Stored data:

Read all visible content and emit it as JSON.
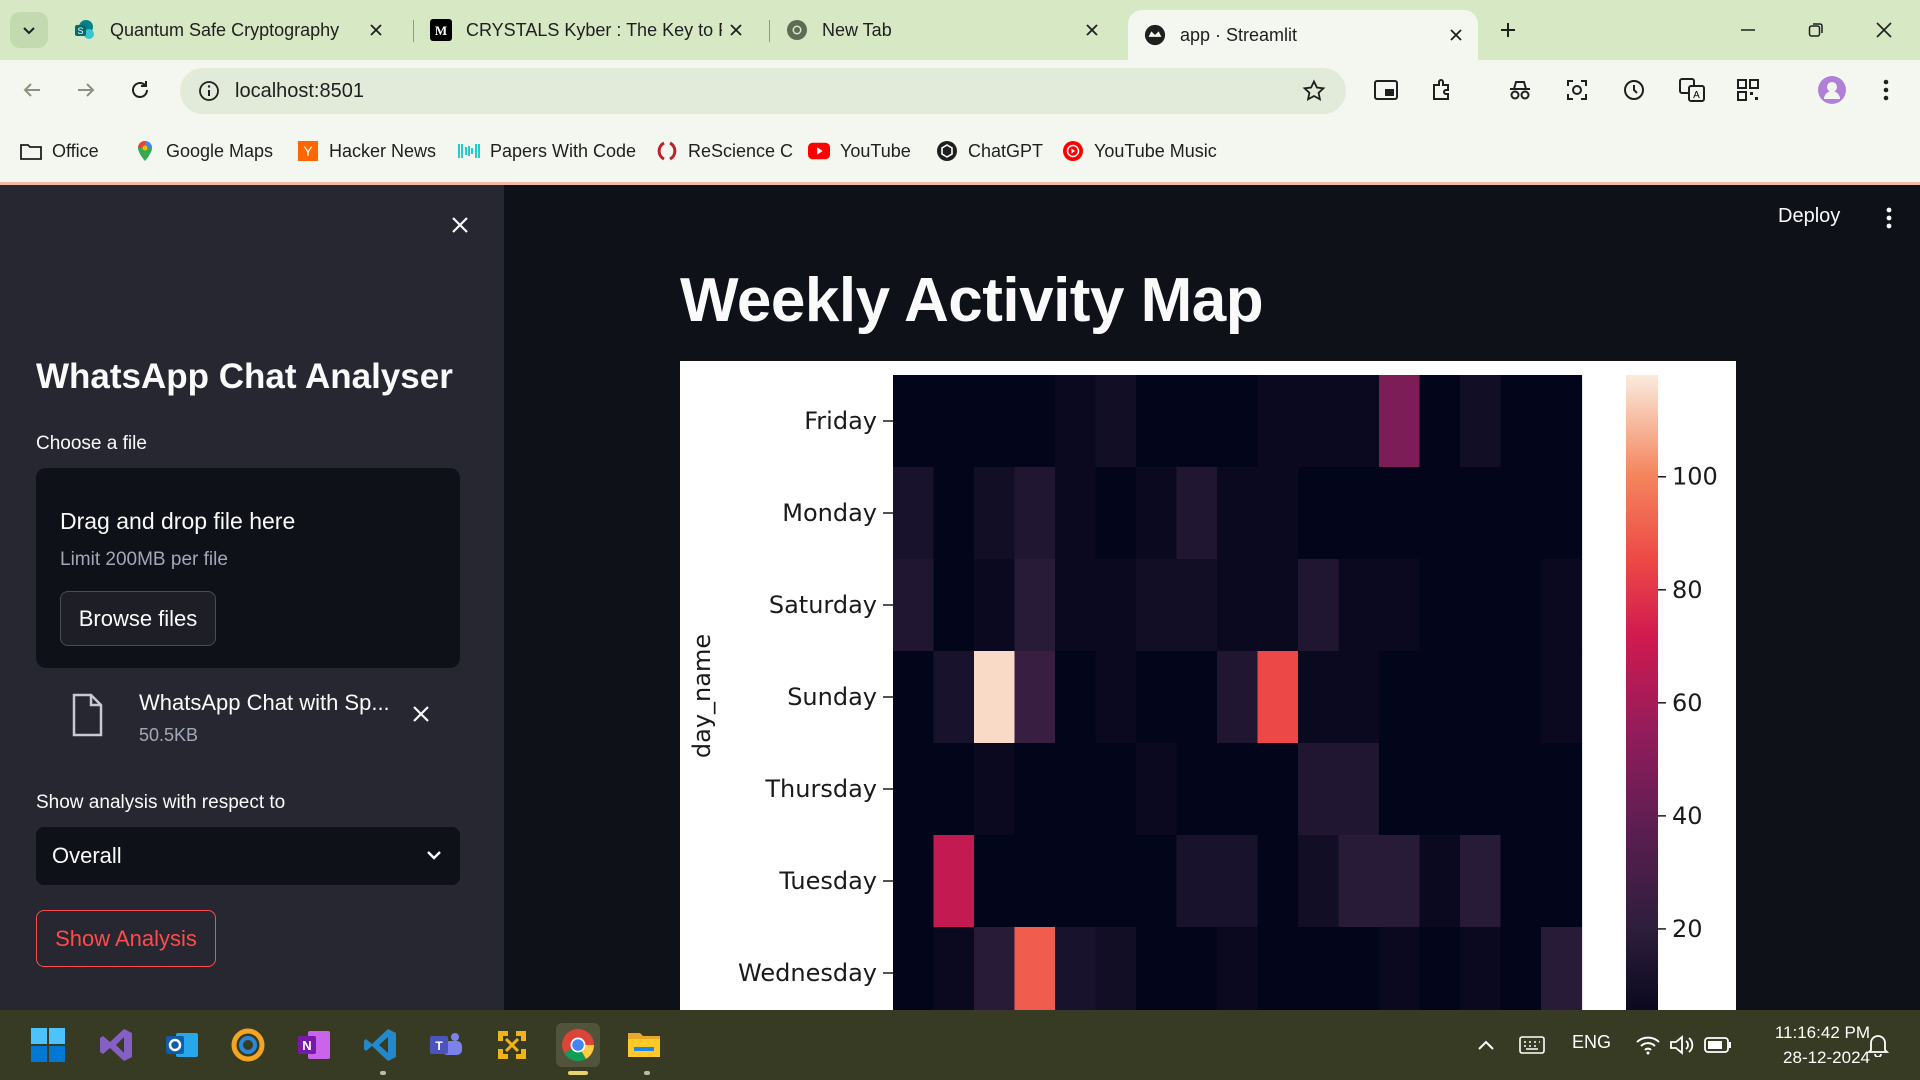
{
  "browser": {
    "tabs": [
      {
        "title": "Quantum Safe Cryptography",
        "icon": "sharepoint-icon",
        "active": false
      },
      {
        "title": "CRYSTALS Kyber : The Key to Po",
        "icon": "medium-icon",
        "active": false
      },
      {
        "title": "New Tab",
        "icon": "chrome-icon",
        "active": false
      },
      {
        "title": "app · Streamlit",
        "icon": "streamlit-icon",
        "active": true
      }
    ],
    "url": "localhost:8501",
    "bookmarks": [
      {
        "label": "Office",
        "icon": "folder-icon"
      },
      {
        "label": "Google Maps",
        "icon": "maps-pin-icon"
      },
      {
        "label": "Hacker News",
        "icon": "hacker-news-icon"
      },
      {
        "label": "Papers With Code",
        "icon": "papers-icon"
      },
      {
        "label": "ReScience C",
        "icon": "rescience-icon"
      },
      {
        "label": "YouTube",
        "icon": "youtube-icon"
      },
      {
        "label": "ChatGPT",
        "icon": "chatgpt-icon"
      },
      {
        "label": "YouTube Music",
        "icon": "youtube-music-icon"
      }
    ],
    "accent": "#d6e8c4"
  },
  "sidebar": {
    "title": "WhatsApp Chat Analyser",
    "file_label": "Choose a file",
    "dropzone_title": "Drag and drop file here",
    "dropzone_limit": "Limit 200MB per file",
    "browse_label": "Browse files",
    "file_name": "WhatsApp Chat with Sp...",
    "file_size": "50.5KB",
    "select_label": "Show analysis with respect to",
    "select_value": "Overall",
    "button_label": "Show Analysis"
  },
  "header": {
    "deploy": "Deploy"
  },
  "main": {
    "title": "Weekly Activity Map"
  },
  "chart_data": {
    "type": "heatmap",
    "ylabel": "day_name",
    "y_categories": [
      "Friday",
      "Monday",
      "Saturday",
      "Sunday",
      "Thursday",
      "Tuesday",
      "Wednesday"
    ],
    "columns": 17,
    "values": [
      [
        3,
        3,
        3,
        3,
        6,
        9,
        3,
        3,
        3,
        6,
        6,
        6,
        48,
        3,
        9,
        3,
        3
      ],
      [
        12,
        3,
        9,
        15,
        6,
        3,
        6,
        15,
        6,
        6,
        3,
        3,
        3,
        3,
        3,
        3,
        3
      ],
      [
        15,
        3,
        6,
        18,
        6,
        6,
        9,
        9,
        6,
        6,
        15,
        6,
        6,
        3,
        3,
        3,
        6
      ],
      [
        3,
        12,
        115,
        24,
        3,
        6,
        3,
        3,
        15,
        85,
        6,
        6,
        3,
        3,
        3,
        3,
        6
      ],
      [
        3,
        3,
        6,
        3,
        3,
        3,
        6,
        3,
        3,
        3,
        15,
        15,
        3,
        3,
        3,
        3,
        3
      ],
      [
        3,
        68,
        3,
        3,
        3,
        3,
        3,
        12,
        12,
        3,
        9,
        18,
        18,
        6,
        18,
        3,
        3
      ],
      [
        3,
        6,
        18,
        90,
        12,
        9,
        3,
        3,
        6,
        3,
        3,
        3,
        6,
        3,
        6,
        3,
        18
      ]
    ],
    "colorbar_ticks": [
      20,
      40,
      60,
      80,
      100
    ],
    "vmin": 3,
    "vmax": 118,
    "colormap": "rocket",
    "grid": false
  },
  "taskbar": {
    "apps": [
      "windows-start-icon",
      "visual-studio-icon",
      "outlook-icon",
      "snipping-icon",
      "onenote-icon",
      "vscode-icon",
      "teams-icon",
      "jupyter-icon",
      "chrome-icon",
      "file-explorer-icon"
    ],
    "language": "ENG",
    "time": "11:16:42 PM",
    "date": "28-12-2024"
  }
}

What to do:
Find each line that has the word "Show", then copy it out.

Response for this exercise:
    "select_label": "Show analysis with respect to",
    "button_label": "Show Analysis"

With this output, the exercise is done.